▶ **Given exercise**: Scan the entries below and count the lines holding the string "text". Supply only the number.

▶ **Working data**:
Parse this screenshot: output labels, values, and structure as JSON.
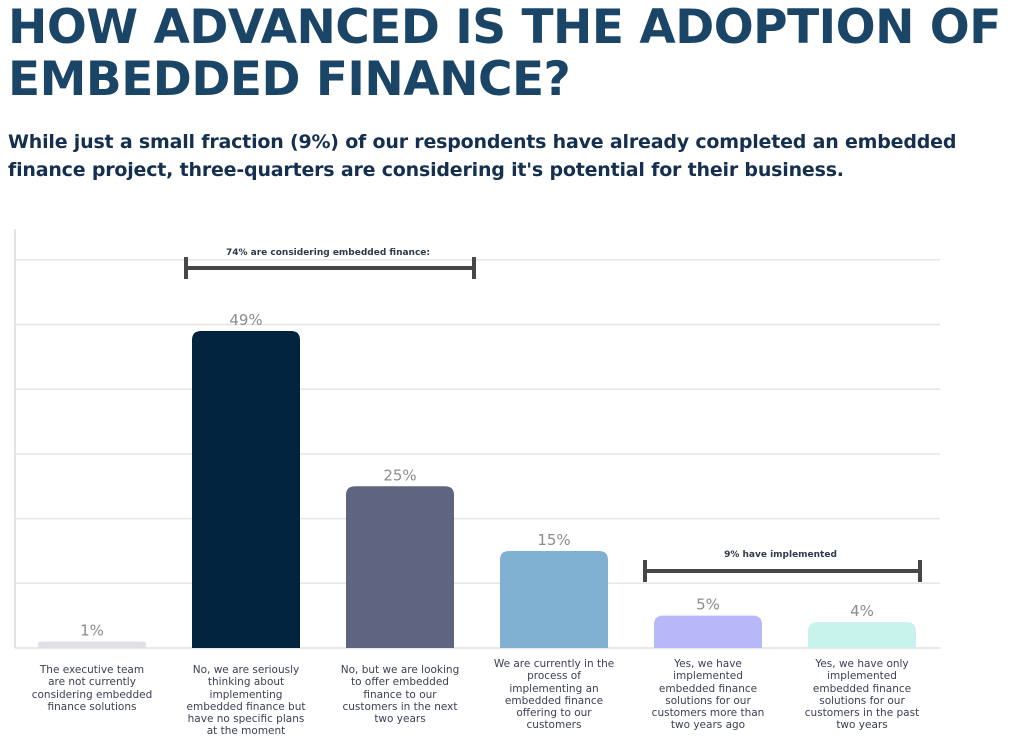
{
  "header": {
    "title": "HOW ADVANCED IS THE ADOPTION OF EMBEDDED FINANCE?",
    "subtitle": "While just a small fraction (9%) of our respondents have already completed an embedded finance project, three-quarters are considering it's potential for their business."
  },
  "chart_data": {
    "type": "bar",
    "title": "",
    "xlabel": "",
    "ylabel": "",
    "ylim": [
      0,
      60
    ],
    "grid": true,
    "grid_step": 10,
    "y_ticks_visible": false,
    "categories": [
      "The executive team are not currently considering embedded finance solutions",
      "No, we are seriously thinking about implementing embedded finance but have no specific plans at the moment",
      "No, but we are looking to offer embedded finance to our customers in the next two years",
      "We are currently in the process of implementing an embedded finance offering to our customers",
      "Yes, we have implemented embedded finance solutions for our customers more than two years ago",
      "Yes, we have only implemented embedded finance solutions for our customers in the past two years"
    ],
    "values": [
      1,
      49,
      25,
      15,
      5,
      4
    ],
    "value_labels": [
      "1%",
      "49%",
      "25%",
      "15%",
      "5%",
      "4%"
    ],
    "colors": [
      "#e0e0e6",
      "#03243f",
      "#5f6480",
      "#80b1d3",
      "#b8b8f8",
      "#c8f2ec"
    ],
    "annotations": [
      {
        "text": "74% are considering embedded finance:",
        "from_category": 1,
        "to_category": 2,
        "level": 60
      },
      {
        "text": "9% have implemented",
        "from_category": 4,
        "to_category": 5,
        "level": 12
      }
    ]
  }
}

▶ **Exercise result**: 2